Task material
## start

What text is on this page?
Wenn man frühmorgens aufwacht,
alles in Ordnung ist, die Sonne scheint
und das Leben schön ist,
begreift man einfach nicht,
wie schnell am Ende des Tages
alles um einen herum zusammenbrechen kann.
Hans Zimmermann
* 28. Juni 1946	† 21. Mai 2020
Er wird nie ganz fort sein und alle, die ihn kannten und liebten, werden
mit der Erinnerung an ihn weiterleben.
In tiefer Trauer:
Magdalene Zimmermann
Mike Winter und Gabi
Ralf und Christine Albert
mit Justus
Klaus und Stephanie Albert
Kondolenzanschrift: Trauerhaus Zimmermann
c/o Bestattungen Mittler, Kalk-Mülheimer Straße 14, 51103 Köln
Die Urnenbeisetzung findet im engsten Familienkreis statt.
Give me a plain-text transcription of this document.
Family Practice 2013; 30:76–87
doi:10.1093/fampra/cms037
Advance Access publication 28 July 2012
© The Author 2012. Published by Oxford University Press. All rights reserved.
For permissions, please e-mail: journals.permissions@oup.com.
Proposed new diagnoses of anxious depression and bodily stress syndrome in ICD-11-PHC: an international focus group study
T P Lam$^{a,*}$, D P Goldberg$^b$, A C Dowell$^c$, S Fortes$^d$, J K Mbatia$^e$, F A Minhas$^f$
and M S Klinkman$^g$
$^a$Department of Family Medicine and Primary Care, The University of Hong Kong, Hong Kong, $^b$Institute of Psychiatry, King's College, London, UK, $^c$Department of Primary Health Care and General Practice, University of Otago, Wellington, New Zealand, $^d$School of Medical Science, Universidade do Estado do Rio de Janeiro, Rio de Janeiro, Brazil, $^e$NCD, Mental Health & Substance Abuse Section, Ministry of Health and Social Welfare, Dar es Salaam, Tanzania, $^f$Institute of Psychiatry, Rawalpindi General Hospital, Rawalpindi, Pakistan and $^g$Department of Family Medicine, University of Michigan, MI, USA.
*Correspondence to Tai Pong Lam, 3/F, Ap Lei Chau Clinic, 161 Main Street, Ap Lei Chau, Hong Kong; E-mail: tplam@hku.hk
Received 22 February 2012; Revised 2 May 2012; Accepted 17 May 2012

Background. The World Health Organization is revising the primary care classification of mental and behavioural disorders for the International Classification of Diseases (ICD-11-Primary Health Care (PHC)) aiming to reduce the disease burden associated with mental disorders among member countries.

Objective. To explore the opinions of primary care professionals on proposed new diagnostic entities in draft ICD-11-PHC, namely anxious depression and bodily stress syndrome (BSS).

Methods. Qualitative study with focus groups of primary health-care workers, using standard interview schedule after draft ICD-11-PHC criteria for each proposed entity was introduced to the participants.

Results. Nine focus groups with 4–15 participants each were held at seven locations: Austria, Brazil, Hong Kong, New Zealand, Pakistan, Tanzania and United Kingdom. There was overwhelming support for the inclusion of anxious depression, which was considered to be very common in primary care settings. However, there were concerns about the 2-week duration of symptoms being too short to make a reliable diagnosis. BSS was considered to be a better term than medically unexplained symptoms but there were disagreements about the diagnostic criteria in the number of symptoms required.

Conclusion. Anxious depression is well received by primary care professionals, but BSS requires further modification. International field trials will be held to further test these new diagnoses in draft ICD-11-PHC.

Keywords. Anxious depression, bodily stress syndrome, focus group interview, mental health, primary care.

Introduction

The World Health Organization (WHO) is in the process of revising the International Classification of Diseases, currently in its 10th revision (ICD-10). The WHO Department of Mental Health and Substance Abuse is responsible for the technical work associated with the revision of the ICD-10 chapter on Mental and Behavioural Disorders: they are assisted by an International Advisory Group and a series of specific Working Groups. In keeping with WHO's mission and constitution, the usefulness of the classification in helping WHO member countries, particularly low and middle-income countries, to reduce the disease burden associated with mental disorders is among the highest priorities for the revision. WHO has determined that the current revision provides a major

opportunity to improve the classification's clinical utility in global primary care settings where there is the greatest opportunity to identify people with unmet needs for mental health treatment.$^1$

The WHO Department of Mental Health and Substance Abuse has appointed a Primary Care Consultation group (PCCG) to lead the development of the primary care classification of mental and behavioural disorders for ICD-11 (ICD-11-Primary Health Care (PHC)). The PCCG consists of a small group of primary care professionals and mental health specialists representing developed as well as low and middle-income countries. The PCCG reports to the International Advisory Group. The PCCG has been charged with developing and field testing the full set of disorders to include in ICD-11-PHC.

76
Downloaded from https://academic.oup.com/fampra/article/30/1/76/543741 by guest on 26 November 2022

## end
## start

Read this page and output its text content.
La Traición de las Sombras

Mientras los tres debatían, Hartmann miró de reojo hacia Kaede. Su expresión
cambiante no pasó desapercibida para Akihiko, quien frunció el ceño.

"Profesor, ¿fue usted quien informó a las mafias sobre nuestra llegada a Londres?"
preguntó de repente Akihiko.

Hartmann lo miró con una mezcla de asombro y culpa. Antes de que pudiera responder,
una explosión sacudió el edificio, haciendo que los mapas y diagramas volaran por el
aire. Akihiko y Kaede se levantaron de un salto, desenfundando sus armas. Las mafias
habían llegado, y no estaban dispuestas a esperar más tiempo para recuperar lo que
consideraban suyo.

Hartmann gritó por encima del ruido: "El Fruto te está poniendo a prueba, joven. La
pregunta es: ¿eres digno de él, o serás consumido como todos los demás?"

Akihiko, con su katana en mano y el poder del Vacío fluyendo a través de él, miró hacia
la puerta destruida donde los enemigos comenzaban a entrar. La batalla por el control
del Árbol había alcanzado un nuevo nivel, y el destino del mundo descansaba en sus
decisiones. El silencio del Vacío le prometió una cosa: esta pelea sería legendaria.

## end

Which lines of the data include "Kaede"? Copy each of them.

The answer
Mientras los tres debatían, Hartmann miró de reojo hacia Kaede. Su expresión
aire. Akihiko y Kaede se levantaron de un salto, desenfundando sus armas. Las mafias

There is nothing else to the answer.